• Given task:
Leave out the images; return the rest of the data exactly.

• Dataset excerpts:
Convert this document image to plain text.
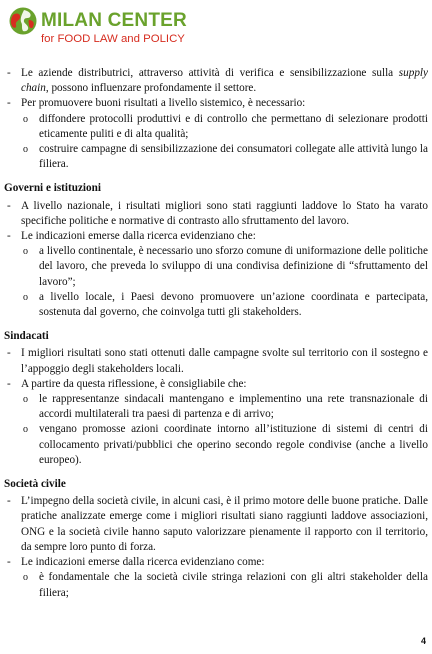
MILAN CENTER
for FOOD LAW and POLICY
- Le aziende distributrici, attraverso attività di verifica e sensibilizzazione sulla supply chain, possono influenzare profondamente il settore.
- Per promuovere buoni risultati a livello sistemico, è necessario:
o diffondere protocolli produttivi e di controllo che permettano di selezionare prodotti eticamente puliti e di alta qualità;
o costruire campagne di sensibilizzazione dei consumatori collegate alle attività lungo la filiera.
Governi e istituzioni
- A livello nazionale, i risultati migliori sono stati raggiunti laddove lo Stato ha varato specifiche politiche e normative di contrasto allo sfruttamento del lavoro.
- Le indicazioni emerse dalla ricerca evidenziano che:
o a livello continentale, è necessario uno sforzo comune di uniformazione delle politiche del lavoro, che preveda lo sviluppo di una condivisa definizione di “sfruttamento del lavoro”;
o a livello locale, i Paesi devono promuovere un’azione coordinata e partecipata, sostenuta dal governo, che coinvolga tutti gli stakeholders.
Sindacati
- I migliori risultati sono stati ottenuti dalle campagne svolte sul territorio con il sostegno e l’appoggio degli stakeholders locali.
- A partire da questa riflessione, è consigliabile che:
o le rappresentanze sindacali mantengano e implementino una rete transnazionale di accordi multilaterali tra paesi di partenza e di arrivo;
o vengano promosse azioni coordinate intorno all’istituzione di sistemi di centri di collocamento privati/pubblici che operino secondo regole condivise (anche a livello europeo).
Società civile
- L’impegno della società civile, in alcuni casi, è il primo motore delle buone pratiche. Dalle pratiche analizzate emerge come i migliori risultati siano raggiunti laddove associazioni, ONG e la società civile hanno saputo valorizzare pienamente il rapporto con il territorio, da sempre loro punto di forza.
- Le indicazioni emerse dalla ricerca evidenziano come:
o è fondamentale che la società civile stringa relazioni con gli altri stakeholder della filiera;
4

• Exercise answer:
Convert this document image to plain text.
MILAN CENTER
for FOOD LAW and POLICY
- Le aziende distributrici, attraverso attività di verifica e sensibilizzazione sulla supply chain, possono influenzare profondamente il settore.
- Per promuovere buoni risultati a livello sistemico, è necessario:
o diffondere protocolli produttivi e di controllo che permettano di selezionare prodotti eticamente puliti e di alta qualità;
o costruire campagne di sensibilizzazione dei consumatori collegate alle attività lungo la filiera.
Governi e istituzioni
- A livello nazionale, i risultati migliori sono stati raggiunti laddove lo Stato ha varato specifiche politiche e normative di contrasto allo sfruttamento del lavoro.
- Le indicazioni emerse dalla ricerca evidenziano che:
o a livello continentale, è necessario uno sforzo comune di uniformazione delle politiche del lavoro, che preveda lo sviluppo di una condivisa definizione di “sfruttamento del lavoro”;
o a livello locale, i Paesi devono promuovere un’azione coordinata e partecipata, sostenuta dal governo, che coinvolga tutti gli stakeholders.
Sindacati
- I migliori risultati sono stati ottenuti dalle campagne svolte sul territorio con il sostegno e l’appoggio degli stakeholders locali.
- A partire da questa riflessione, è consigliabile che:
o le rappresentanze sindacali mantengano e implementino una rete transnazionale di accordi multilaterali tra paesi di partenza e di arrivo;
o vengano promosse azioni coordinate intorno all’istituzione di sistemi di centri di collocamento privati/pubblici che operino secondo regole condivise (anche a livello europeo).
Società civile
- L’impegno della società civile, in alcuni casi, è il primo motore delle buone pratiche. Dalle pratiche analizzate emerge come i migliori risultati siano raggiunti laddove associazioni, ONG e la società civile hanno saputo valorizzare pienamente il rapporto con il territorio, da sempre loro punto di forza.
- Le indicazioni emerse dalla ricerca evidenziano come:
o è fondamentale che la società civile stringa relazioni con gli altri stakeholder della filiera;
4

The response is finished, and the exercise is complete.